Work order 1 = List the outcome parameters that the study methods text names in its feasibility criteria for judging a trend toward improvement.
Work order 2 = From the study methods text, copy the passage starting at "All questionnaires were" and ending at "on two iPads.".

Text shown =

§

Structured feedback regarding the Web 2.0 platforms was gathered via a self-generated questionnaire. Additionally, a German version of the MARS scale (MARS-G) was employed to examine the quality of Pacer regarding objective dimensions, such as engagement, functionality, esthetics and information quality, as well as subjective app quality and perceived impact. The MARS-G has good internal consistency for all subscales (ω = 0.82, 95% CI 0.76–0.86) and good validity in all dimensions compared to the original version (r = 0.93 to 0.98) [25].
All questionnaires were converted to online surveys, using the program Lime Survey 5.2.8+220103, and could be accessed via a URL at both assessment points on two iPads.

2.4. Statistical Methods

As there is no need for a formal sample size calculation in a pilot study for a phase III trial according to Thabane et al. [12], sample size was not calculated. Sociodemographic sample characteristics were analyzed descriptively. The magnitude of the potential treatment effects was estimated with a t-test (IBM SPSS 25), performing intra-group comparisons regarding PA and secondary health outcomes. Results are shown as means ± standard deviations or percentages. Potential effects are displayed in standardized mean differences, including confidence intervals.

2.5. Feasibility Criteria

The study is considered feasible if at least 20 participants are deemed eligible for inclusion and decide to participate. Furthermore, a loss to follow-up rate of 10% was considered as likely. Assessments were not supposed to take more than 70 min per person at T0 and 85 min at T1. We expected many questions during the screening for medical contraindications for PA and missing data for questions about social status. The total time expense for the study ought to be manageable by one full-time employee. As the intervention was digital, and therefore time- and location-independent, we expected an attendance rate of 100% regarding the Facebook viewings. Furthermore, we considered the intervention as feasible if the estimation of potential intervention effects revealed a trend towards an improvement in all outcome parameters (i.e., PA, BMI, subjective health status, QOL and exercise motives) or at least maintenance at a high level. We assumed that Pacer would, on average, be used daily and Facebook to a lesser extent.

§

Supplied material =
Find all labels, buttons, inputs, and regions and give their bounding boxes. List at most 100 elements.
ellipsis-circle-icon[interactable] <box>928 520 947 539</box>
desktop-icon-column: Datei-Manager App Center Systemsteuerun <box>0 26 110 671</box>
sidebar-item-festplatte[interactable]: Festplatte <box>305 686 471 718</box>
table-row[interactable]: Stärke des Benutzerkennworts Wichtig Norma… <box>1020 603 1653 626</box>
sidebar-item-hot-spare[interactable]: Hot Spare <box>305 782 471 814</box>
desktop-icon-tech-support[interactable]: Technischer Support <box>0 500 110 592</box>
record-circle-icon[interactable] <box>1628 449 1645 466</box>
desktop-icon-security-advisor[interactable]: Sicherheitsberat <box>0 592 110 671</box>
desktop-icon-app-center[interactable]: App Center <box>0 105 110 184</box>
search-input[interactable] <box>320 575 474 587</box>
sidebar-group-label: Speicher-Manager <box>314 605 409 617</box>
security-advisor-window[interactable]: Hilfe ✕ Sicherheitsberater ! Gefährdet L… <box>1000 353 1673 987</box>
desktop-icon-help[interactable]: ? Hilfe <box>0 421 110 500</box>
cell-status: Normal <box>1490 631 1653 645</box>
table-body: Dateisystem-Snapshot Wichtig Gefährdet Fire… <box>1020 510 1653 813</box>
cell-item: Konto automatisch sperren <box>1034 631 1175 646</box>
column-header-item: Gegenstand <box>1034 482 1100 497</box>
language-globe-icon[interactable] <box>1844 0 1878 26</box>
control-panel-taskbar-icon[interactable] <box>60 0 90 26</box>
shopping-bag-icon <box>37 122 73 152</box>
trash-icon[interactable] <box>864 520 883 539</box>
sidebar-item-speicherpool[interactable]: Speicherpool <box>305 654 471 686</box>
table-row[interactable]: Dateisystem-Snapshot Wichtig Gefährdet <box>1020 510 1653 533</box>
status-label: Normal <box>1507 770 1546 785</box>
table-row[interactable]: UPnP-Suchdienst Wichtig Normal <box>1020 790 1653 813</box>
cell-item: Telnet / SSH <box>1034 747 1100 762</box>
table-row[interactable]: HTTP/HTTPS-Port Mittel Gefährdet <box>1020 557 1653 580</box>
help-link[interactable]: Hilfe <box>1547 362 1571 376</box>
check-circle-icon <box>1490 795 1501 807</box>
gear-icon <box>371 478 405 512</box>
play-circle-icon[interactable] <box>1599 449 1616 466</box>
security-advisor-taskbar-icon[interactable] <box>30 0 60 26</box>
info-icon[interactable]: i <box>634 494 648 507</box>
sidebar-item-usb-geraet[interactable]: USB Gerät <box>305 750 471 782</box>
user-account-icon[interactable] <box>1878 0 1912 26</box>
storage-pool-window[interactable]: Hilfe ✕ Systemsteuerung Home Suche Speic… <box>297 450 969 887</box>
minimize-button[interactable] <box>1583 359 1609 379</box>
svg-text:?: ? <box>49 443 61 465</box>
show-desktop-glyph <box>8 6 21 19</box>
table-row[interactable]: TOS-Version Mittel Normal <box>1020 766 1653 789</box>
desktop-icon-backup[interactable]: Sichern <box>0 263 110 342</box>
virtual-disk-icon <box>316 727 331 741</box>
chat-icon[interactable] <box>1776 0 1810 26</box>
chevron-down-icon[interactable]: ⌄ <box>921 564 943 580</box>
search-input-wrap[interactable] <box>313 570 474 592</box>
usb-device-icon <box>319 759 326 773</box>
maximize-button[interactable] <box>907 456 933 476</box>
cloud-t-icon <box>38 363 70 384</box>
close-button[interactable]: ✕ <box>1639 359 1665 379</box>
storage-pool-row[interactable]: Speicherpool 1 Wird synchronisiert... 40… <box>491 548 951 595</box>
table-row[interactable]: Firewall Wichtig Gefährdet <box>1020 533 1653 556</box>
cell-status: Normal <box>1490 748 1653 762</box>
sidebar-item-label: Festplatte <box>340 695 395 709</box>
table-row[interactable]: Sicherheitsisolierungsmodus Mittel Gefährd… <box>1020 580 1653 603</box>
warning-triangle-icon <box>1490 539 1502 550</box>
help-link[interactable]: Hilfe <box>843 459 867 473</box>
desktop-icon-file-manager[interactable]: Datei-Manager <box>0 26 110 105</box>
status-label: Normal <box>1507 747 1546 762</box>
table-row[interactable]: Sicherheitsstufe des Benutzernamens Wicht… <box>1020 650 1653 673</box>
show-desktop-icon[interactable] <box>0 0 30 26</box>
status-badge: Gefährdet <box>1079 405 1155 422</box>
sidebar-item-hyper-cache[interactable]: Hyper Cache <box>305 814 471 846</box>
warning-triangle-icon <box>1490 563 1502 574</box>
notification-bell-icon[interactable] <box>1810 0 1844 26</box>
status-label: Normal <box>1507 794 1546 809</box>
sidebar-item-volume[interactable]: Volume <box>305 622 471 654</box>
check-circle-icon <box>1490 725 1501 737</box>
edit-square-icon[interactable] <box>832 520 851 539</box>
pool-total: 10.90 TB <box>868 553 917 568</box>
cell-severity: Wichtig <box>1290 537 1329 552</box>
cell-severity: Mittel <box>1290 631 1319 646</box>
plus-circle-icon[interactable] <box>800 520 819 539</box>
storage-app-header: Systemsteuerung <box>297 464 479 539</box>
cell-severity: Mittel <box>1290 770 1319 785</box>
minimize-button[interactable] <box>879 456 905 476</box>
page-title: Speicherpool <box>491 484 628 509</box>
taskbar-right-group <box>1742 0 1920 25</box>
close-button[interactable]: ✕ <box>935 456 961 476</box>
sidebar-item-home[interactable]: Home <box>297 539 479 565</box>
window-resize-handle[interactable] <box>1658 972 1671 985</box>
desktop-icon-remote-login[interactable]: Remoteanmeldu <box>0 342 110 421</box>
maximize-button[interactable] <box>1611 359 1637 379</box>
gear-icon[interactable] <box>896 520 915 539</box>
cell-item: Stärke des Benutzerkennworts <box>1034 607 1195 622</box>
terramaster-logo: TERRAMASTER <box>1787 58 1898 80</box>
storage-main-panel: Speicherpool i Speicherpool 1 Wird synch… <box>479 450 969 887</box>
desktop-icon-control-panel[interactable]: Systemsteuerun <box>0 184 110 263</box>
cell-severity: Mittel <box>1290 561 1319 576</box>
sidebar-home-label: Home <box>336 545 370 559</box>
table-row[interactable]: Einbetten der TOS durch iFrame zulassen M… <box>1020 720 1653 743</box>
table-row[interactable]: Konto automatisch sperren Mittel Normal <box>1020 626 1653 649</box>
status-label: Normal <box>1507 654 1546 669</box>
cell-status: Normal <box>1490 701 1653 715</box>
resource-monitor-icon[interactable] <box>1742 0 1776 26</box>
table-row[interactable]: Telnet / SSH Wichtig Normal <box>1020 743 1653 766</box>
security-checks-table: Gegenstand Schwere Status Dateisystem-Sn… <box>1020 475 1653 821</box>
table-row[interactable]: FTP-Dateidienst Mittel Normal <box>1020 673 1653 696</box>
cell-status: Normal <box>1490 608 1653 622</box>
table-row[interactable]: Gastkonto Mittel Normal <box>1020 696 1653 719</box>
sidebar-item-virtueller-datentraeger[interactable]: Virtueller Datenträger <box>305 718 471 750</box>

§

Expected answer 1 = PA, BMI, subjective health status, QOL, exercise motives

Expected answer 2 =
All questionnaires were converted to online surveys, using the program Lime Survey 5.2.8+220103, and could be accessed via a URL at both assessment points on two iPads.